[Your goal] Your task is to give the listing below back word for word, pictures excluded.

### The data ###

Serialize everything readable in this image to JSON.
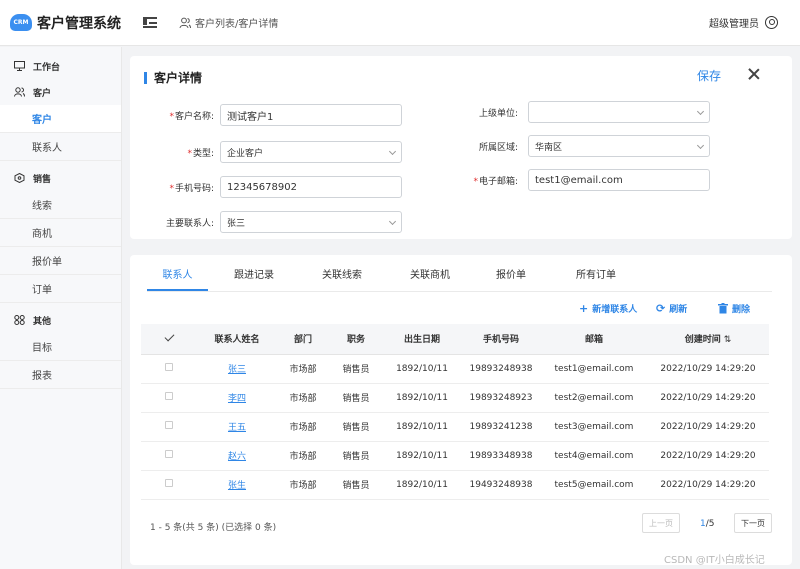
{
  "app": {
    "logo_text": "CRM",
    "title": "客户管理系统",
    "user": "超级管理员"
  },
  "breadcrumb": "客户列表/客户详情",
  "sidebar": {
    "groups": [
      {
        "label": "工作台",
        "items": []
      },
      {
        "label": "客户",
        "items": [
          "客户",
          "联系人"
        ]
      },
      {
        "label": "销售",
        "items": [
          "线索",
          "商机",
          "报价单",
          "订单"
        ]
      },
      {
        "label": "其他",
        "items": [
          "目标",
          "报表"
        ]
      }
    ],
    "active_item": "客户"
  },
  "detail": {
    "title": "客户详情",
    "save_label": "保存",
    "fields": {
      "name": {
        "label": "客户名称:",
        "value": "测试客户1",
        "required": true
      },
      "type": {
        "label": "类型:",
        "value": "企业客户",
        "required": true
      },
      "phone": {
        "label": "手机号码:",
        "value": "12345678902",
        "required": true
      },
      "main_contact": {
        "label": "主要联系人:",
        "value": "张三",
        "required": false
      },
      "parent_org": {
        "label": "上级单位:",
        "value": "",
        "required": false
      },
      "region": {
        "label": "所属区域:",
        "value": "华南区",
        "required": false
      },
      "email": {
        "label": "电子邮箱:",
        "value": "test1@email.com",
        "required": true
      }
    }
  },
  "tabs": [
    "联系人",
    "跟进记录",
    "关联线索",
    "关联商机",
    "报价单",
    "所有订单"
  ],
  "toolbar": {
    "add": "新增联系人",
    "refresh": "刷新",
    "delete": "删除"
  },
  "table": {
    "columns": [
      "联系人姓名",
      "部门",
      "职务",
      "出生日期",
      "手机号码",
      "邮箱",
      "创建时间"
    ],
    "rows": [
      [
        "张三",
        "市场部",
        "销售员",
        "1892/10/11",
        "19893248938",
        "test1@email.com",
        "2022/10/29 14:29:20"
      ],
      [
        "李四",
        "市场部",
        "销售员",
        "1892/10/11",
        "19893248923",
        "test2@email.com",
        "2022/10/29 14:29:20"
      ],
      [
        "王五",
        "市场部",
        "销售员",
        "1892/10/11",
        "19893241238",
        "test3@email.com",
        "2022/10/29 14:29:20"
      ],
      [
        "赵六",
        "市场部",
        "销售员",
        "1892/10/11",
        "19893348938",
        "test4@email.com",
        "2022/10/29 14:29:20"
      ],
      [
        "张生",
        "市场部",
        "销售员",
        "1892/10/11",
        "19493248938",
        "test5@email.com",
        "2022/10/29 14:29:20"
      ]
    ]
  },
  "pagination": {
    "summary": "1 - 5 条(共 5 条) (已选择 0 条)",
    "prev": "上一页",
    "next": "下一页",
    "current": "1",
    "total": "/5"
  },
  "footer_mark": "CSDN @IT小白成长记",
  "colors": {
    "accent": "#2f86e6",
    "required": "#e03030"
  }
}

###

[Right answer]
Serialize everything readable in this image to JSON.
{
  "app": {
    "logo_text": "CRM",
    "title": "客户管理系统",
    "user": "超级管理员"
  },
  "breadcrumb": "客户列表/客户详情",
  "sidebar": {
    "groups": [
      {
        "label": "工作台",
        "items": []
      },
      {
        "label": "客户",
        "items": [
          "客户",
          "联系人"
        ]
      },
      {
        "label": "销售",
        "items": [
          "线索",
          "商机",
          "报价单",
          "订单"
        ]
      },
      {
        "label": "其他",
        "items": [
          "目标",
          "报表"
        ]
      }
    ],
    "active_item": "客户"
  },
  "detail": {
    "title": "客户详情",
    "save_label": "保存",
    "fields": {
      "name": {
        "label": "客户名称:",
        "value": "测试客户1",
        "required": true
      },
      "type": {
        "label": "类型:",
        "value": "企业客户",
        "required": true
      },
      "phone": {
        "label": "手机号码:",
        "value": "12345678902",
        "required": true
      },
      "main_contact": {
        "label": "主要联系人:",
        "value": "张三",
        "required": false
      },
      "parent_org": {
        "label": "上级单位:",
        "value": "",
        "required": false
      },
      "region": {
        "label": "所属区域:",
        "value": "华南区",
        "required": false
      },
      "email": {
        "label": "电子邮箱:",
        "value": "test1@email.com",
        "required": true
      }
    }
  },
  "tabs": [
    "联系人",
    "跟进记录",
    "关联线索",
    "关联商机",
    "报价单",
    "所有订单"
  ],
  "toolbar": {
    "add": "新增联系人",
    "refresh": "刷新",
    "delete": "删除"
  },
  "table": {
    "columns": [
      "联系人姓名",
      "部门",
      "职务",
      "出生日期",
      "手机号码",
      "邮箱",
      "创建时间"
    ],
    "rows": [
      [
        "张三",
        "市场部",
        "销售员",
        "1892/10/11",
        "19893248938",
        "test1@email.com",
        "2022/10/29 14:29:20"
      ],
      [
        "李四",
        "市场部",
        "销售员",
        "1892/10/11",
        "19893248923",
        "test2@email.com",
        "2022/10/29 14:29:20"
      ],
      [
        "王五",
        "市场部",
        "销售员",
        "1892/10/11",
        "19893241238",
        "test3@email.com",
        "2022/10/29 14:29:20"
      ],
      [
        "赵六",
        "市场部",
        "销售员",
        "1892/10/11",
        "19893348938",
        "test4@email.com",
        "2022/10/29 14:29:20"
      ],
      [
        "张生",
        "市场部",
        "销售员",
        "1892/10/11",
        "19493248938",
        "test5@email.com",
        "2022/10/29 14:29:20"
      ]
    ]
  },
  "pagination": {
    "summary": "1 - 5 条(共 5 条) (已选择 0 条)",
    "prev": "上一页",
    "next": "下一页",
    "current": "1",
    "total": "/5"
  },
  "footer_mark": "CSDN @IT小白成长记",
  "colors": {
    "accent": "#2f86e6",
    "required": "#e03030"
  }
}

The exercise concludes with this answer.